>> start Data entries

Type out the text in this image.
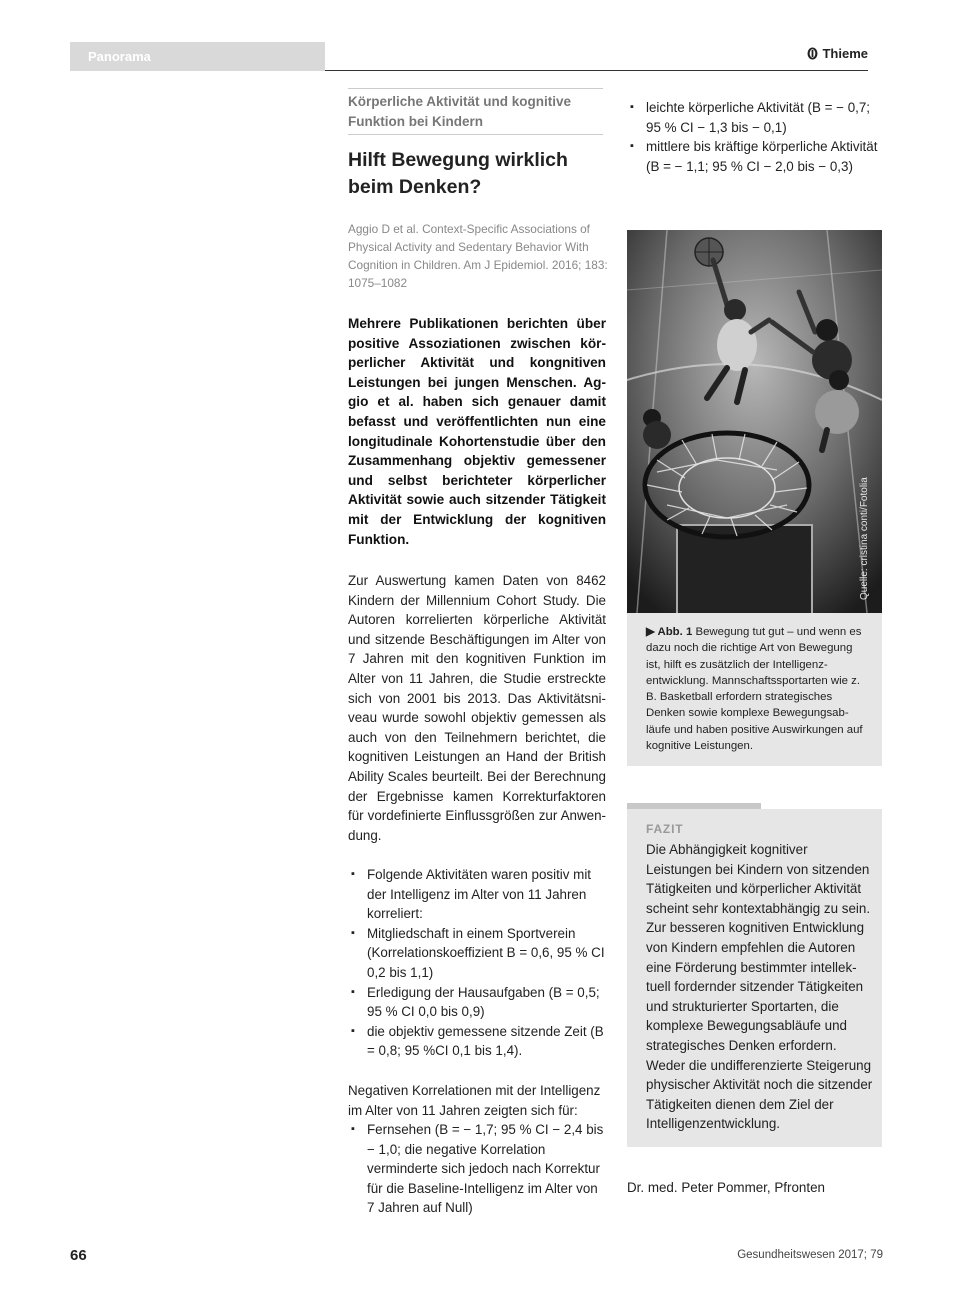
Panorama	Thieme
Körperliche Aktivität und kognitive Funktion bei Kindern
Hilft Bewegung wirklich beim Denken?
Aggio D et al. Context-Specific Associations of Physical Activity and Sedentary Behavior With Cognition in Children. Am J Epidemiol. 2016; 183: 1075–1082
Mehrere Publikationen berichten über positive Assoziationen zwischen körperlicher Aktivität und kongnitiven Leistungen bei jungen Menschen. Aggio et al. haben sich genauer damit befasst und veröffentlichten nun eine longitudinale Kohortenstudie über den Zusammenhang objektiv gemessener und selbst berichteter körperlicher Aktivität sowie auch sitzender Tätigkeit mit der Entwicklung der kognitiven Funktion.
Zur Auswertung kamen Daten von 8462 Kindern der Millennium Cohort Study. Die Autoren korrelierten körperliche Aktivität und sitzende Beschäftigungen im Alter von 7 Jahren mit den kognitiven Funktion im Alter von 11 Jahren, die Studie erstreckte sich von 2001 bis 2013. Das Aktivitätsniveau wurde sowohl objektiv gemessen als auch von den Teilnehmern berichtet, die kognitiven Leistungen an Hand der British Ability Scales beurteilt. Bei der Berechnung der Ergebnisse kamen Korrekturfaktoren für vordefinierte Einflussgrößen zur Anwendung.
▪ Folgende Aktivitäten waren positiv mit der Intelligenz im Alter von 11 Jahren korreliert:
▪ Mitgliedschaft in einem Sportverein (Korrelationskoeffizient B = 0,6, 95 % CI 0,2 bis 1,1)
▪ Erledigung der Hausaufgaben (B = 0,5; 95 % CI 0,0 bis 0,9)
▪ die objektiv gemessene sitzende Zeit (B = 0,8; 95 %CI 0,1 bis 1,4).
Negativen Korrelationen mit der Intelligenz im Alter von 11 Jahren zeigten sich für:
▪ Fernsehen (B = − 1,7; 95 % CI − 2,4 bis − 1,0; die negative Korrelation verminderte sich jedoch nach Korrektur für die Baseline-Intelligenz im Alter von 7 Jahren auf Null)
▪ leichte körperliche Aktivität (B = − 0,7; 95 % CI − 1,3 bis − 0,1)
▪ mittlere bis kräftige körperliche Aktivität (B = − 1,1; 95 % CI − 2,0 bis − 0,3)
Quelle: cristina conti/Fotolia
▶ Abb. 1 Bewegung tut gut – und wenn es dazu noch die richtige Art von Bewegung ist, hilft es zusätzlich der Intelligenzentwicklung. Mannschaftssportarten wie z. B. Basketball erfordern strategisches Denken sowie komplexe Bewegungsabläufe und haben positive Auswirkungen auf kognitive Leistungen.
FAZIT
Die Abhängigkeit kognitiver Leistungen bei Kindern von sitzenden Tätigkeiten und körperlicher Aktivität scheint sehr kontextabhängig zu sein. Zur besseren kognitiven Entwicklung von Kindern empfehlen die Autoren eine Förderung bestimmter intellektuell fordernder sitzender Tätigkeiten und strukturierter Sportarten, die komplexe Bewegungsabläufe und strategisches Denken erfordern. Weder die undifferenzierte Steigerung physischer Aktivität noch die sitzender Tätigkeiten dienen dem Ziel der Intelligenzentwicklung.
Dr. med. Peter Pommer, Pfronten
66	Gesundheitswesen 2017; 79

>> end Data entries

* [Task brief] Without the pictures, repeat all the records word for word.

* [Reply to the exercise]
Type out the text in this image.
Panorama	Thieme
Körperliche Aktivität und kognitive Funktion bei Kindern
Hilft Bewegung wirklich beim Denken?
Aggio D et al. Context-Specific Associations of Physical Activity and Sedentary Behavior With Cognition in Children. Am J Epidemiol. 2016; 183: 1075–1082
Mehrere Publikationen berichten über positive Assoziationen zwischen körperlicher Aktivität und kongnitiven Leistungen bei jungen Menschen. Aggio et al. haben sich genauer damit befasst und veröffentlichten nun eine longitudinale Kohortenstudie über den Zusammenhang objektiv gemessener und selbst berichteter körperlicher Aktivität sowie auch sitzender Tätigkeit mit der Entwicklung der kognitiven Funktion.
Zur Auswertung kamen Daten von 8462 Kindern der Millennium Cohort Study. Die Autoren korrelierten körperliche Aktivität und sitzende Beschäftigungen im Alter von 7 Jahren mit den kognitiven Funktion im Alter von 11 Jahren, die Studie erstreckte sich von 2001 bis 2013. Das Aktivitätsniveau wurde sowohl objektiv gemessen als auch von den Teilnehmern berichtet, die kognitiven Leistungen an Hand der British Ability Scales beurteilt. Bei der Berechnung der Ergebnisse kamen Korrekturfaktoren für vordefinierte Einflussgrößen zur Anwendung.
▪ Folgende Aktivitäten waren positiv mit der Intelligenz im Alter von 11 Jahren korreliert:
▪ Mitgliedschaft in einem Sportverein (Korrelationskoeffizient B = 0,6, 95 % CI 0,2 bis 1,1)
▪ Erledigung der Hausaufgaben (B = 0,5; 95 % CI 0,0 bis 0,9)
▪ die objektiv gemessene sitzende Zeit (B = 0,8; 95 %CI 0,1 bis 1,4).
Negativen Korrelationen mit der Intelligenz im Alter von 11 Jahren zeigten sich für:
▪ Fernsehen (B = − 1,7; 95 % CI − 2,4 bis − 1,0; die negative Korrelation verminderte sich jedoch nach Korrektur für die Baseline-Intelligenz im Alter von 7 Jahren auf Null)
▪ leichte körperliche Aktivität (B = − 0,7; 95 % CI − 1,3 bis − 0,1)
▪ mittlere bis kräftige körperliche Aktivität (B = − 1,1; 95 % CI − 2,0 bis − 0,3)
Quelle: cristina conti/Fotolia
▶ Abb. 1 Bewegung tut gut – und wenn es dazu noch die richtige Art von Bewegung ist, hilft es zusätzlich der Intelligenzentwicklung. Mannschaftssportarten wie z. B. Basketball erfordern strategisches Denken sowie komplexe Bewegungsabläufe und haben positive Auswirkungen auf kognitive Leistungen.
FAZIT
Die Abhängigkeit kognitiver Leistungen bei Kindern von sitzenden Tätigkeiten und körperlicher Aktivität scheint sehr kontextabhängig zu sein. Zur besseren kognitiven Entwicklung von Kindern empfehlen die Autoren eine Förderung bestimmter intellektuell fordernder sitzender Tätigkeiten und strukturierter Sportarten, die komplexe Bewegungsabläufe und strategisches Denken erfordern. Weder die undifferenzierte Steigerung physischer Aktivität noch die sitzender Tätigkeiten dienen dem Ziel der Intelligenzentwicklung.
Dr. med. Peter Pommer, Pfronten
66	Gesundheitswesen 2017; 79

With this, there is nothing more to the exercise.